Task directions:
Copy every line that contains the string "color" from the entries below.

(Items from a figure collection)
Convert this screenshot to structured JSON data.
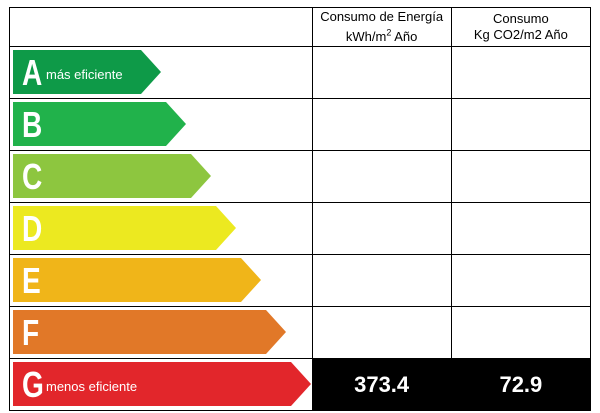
{
  "header": {
    "energy_line1": "Consumo de Energía",
    "energy_line2": "kWh/m",
    "energy_sup": "2",
    "energy_line2_suffix": " Año",
    "co2_line1": "Consumo",
    "co2_line2": "Kg CO2/m2 Año"
  },
  "ratings": [
    {
      "letter": "A",
      "sublabel": "más eficiente",
      "color": "#0e9a48",
      "energy": "",
      "co2": ""
    },
    {
      "letter": "B",
      "sublabel": "",
      "color": "#21b24b",
      "energy": "",
      "co2": ""
    },
    {
      "letter": "C",
      "sublabel": "",
      "color": "#8dc63f",
      "energy": "",
      "co2": ""
    },
    {
      "letter": "D",
      "sublabel": "",
      "color": "#ece920",
      "energy": "",
      "co2": ""
    },
    {
      "letter": "E",
      "sublabel": "",
      "color": "#f0b519",
      "energy": "",
      "co2": ""
    },
    {
      "letter": "F",
      "sublabel": "",
      "color": "#e17828",
      "energy": "",
      "co2": ""
    },
    {
      "letter": "G",
      "sublabel": "menos eficiente",
      "color": "#e2262b",
      "energy": "373.4",
      "co2": "72.9"
    }
  ],
  "active_rating": "G"
}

Result of the task:
      "color": "#0e9a48",
      "color": "#21b24b",
      "color": "#8dc63f",
      "color": "#ece920",
      "color": "#f0b519",
      "color": "#e17828",
      "color": "#e2262b",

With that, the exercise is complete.